MATERIAL SUPPLIED:
# # #

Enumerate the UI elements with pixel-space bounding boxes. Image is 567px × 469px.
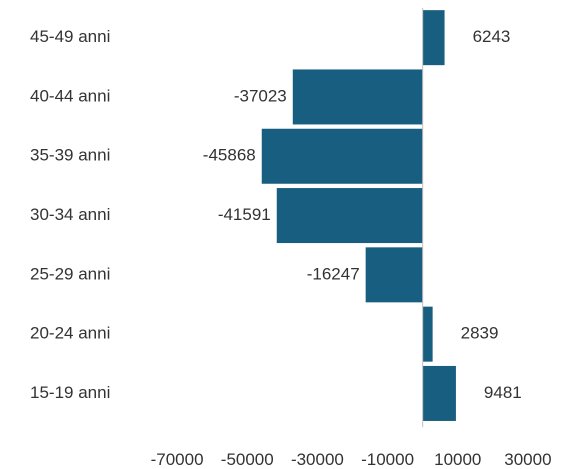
bar-45-49-anni [422, 10, 445, 66]
bar-25-29-anni [365, 247, 423, 303]
x-tick-labels-layer: -70000 -50000 -30000 -10000 10000 30000 [151, 450, 552, 469]
category-label: 15-19 anni [30, 383, 110, 402]
category-labels-layer: 45-49 anni 40-44 anni 35-39 anni 30-34 anni… [30, 27, 110, 402]
value-label: -45868 [203, 146, 256, 165]
bar-35-39-anni [261, 128, 423, 184]
value-label: -41591 [218, 205, 271, 224]
value-labels-layer: 6243 -37023 -45868 -41591 -16247 2839 9481 [203, 27, 522, 402]
value-label: -16247 [307, 264, 360, 283]
bar-30-34-anni [276, 188, 423, 244]
x-tick-label: -10000 [361, 450, 414, 469]
value-label: -37023 [234, 86, 287, 105]
bars-layer [261, 10, 456, 421]
x-tick-label: -50000 [221, 450, 274, 469]
category-label: 20-24 anni [30, 324, 110, 343]
category-label: 35-39 anni [30, 146, 110, 165]
category-label: 25-29 anni [30, 264, 110, 283]
category-label: 40-44 anni [30, 86, 110, 105]
category-label: 45-49 anni [30, 27, 110, 46]
category-label: 30-34 anni [30, 205, 110, 224]
bar-15-19-anni [422, 365, 456, 421]
value-label: 2839 [461, 324, 499, 343]
bar-20-24-anni [422, 306, 433, 362]
x-tick-label: 10000 [434, 450, 481, 469]
x-tick-label: 30000 [504, 450, 551, 469]
x-tick-label: -30000 [291, 450, 344, 469]
value-label: 9481 [484, 383, 522, 402]
value-label: 6243 [473, 27, 511, 46]
bar-40-44-anni [292, 69, 423, 125]
x-tick-label: -70000 [151, 450, 204, 469]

# # #

WRITTEN PROBLEM: Please copy all the rows above word for word, leaving out the picture.

TASK OUTPUT:
Enumerate the UI elements with pixel-space bounding boxes. Image is 567px × 469px.
bar-45-49-anni [422, 10, 445, 66]
bar-25-29-anni [365, 247, 423, 303]
x-tick-labels-layer: -70000 -50000 -30000 -10000 10000 30000 [151, 450, 552, 469]
category-label: 15-19 anni [30, 383, 110, 402]
category-labels-layer: 45-49 anni 40-44 anni 35-39 anni 30-34 anni… [30, 27, 110, 402]
value-label: -45868 [203, 146, 256, 165]
bar-35-39-anni [261, 128, 423, 184]
value-label: -41591 [218, 205, 271, 224]
value-labels-layer: 6243 -37023 -45868 -41591 -16247 2839 9481 [203, 27, 522, 402]
value-label: -16247 [307, 264, 360, 283]
bar-30-34-anni [276, 188, 423, 244]
x-tick-label: -10000 [361, 450, 414, 469]
value-label: -37023 [234, 86, 287, 105]
bars-layer [261, 10, 456, 421]
x-tick-label: -50000 [221, 450, 274, 469]
category-label: 20-24 anni [30, 324, 110, 343]
category-label: 35-39 anni [30, 146, 110, 165]
category-label: 25-29 anni [30, 264, 110, 283]
category-label: 40-44 anni [30, 86, 110, 105]
category-label: 45-49 anni [30, 27, 110, 46]
category-label: 30-34 anni [30, 205, 110, 224]
bar-15-19-anni [422, 365, 456, 421]
value-label: 2839 [461, 324, 499, 343]
bar-20-24-anni [422, 306, 433, 362]
x-tick-label: 10000 [434, 450, 481, 469]
x-tick-label: 30000 [504, 450, 551, 469]
x-tick-label: -30000 [291, 450, 344, 469]
value-label: 9481 [484, 383, 522, 402]
value-label: 6243 [473, 27, 511, 46]
bar-40-44-anni [292, 69, 423, 125]
x-tick-label: -70000 [151, 450, 204, 469]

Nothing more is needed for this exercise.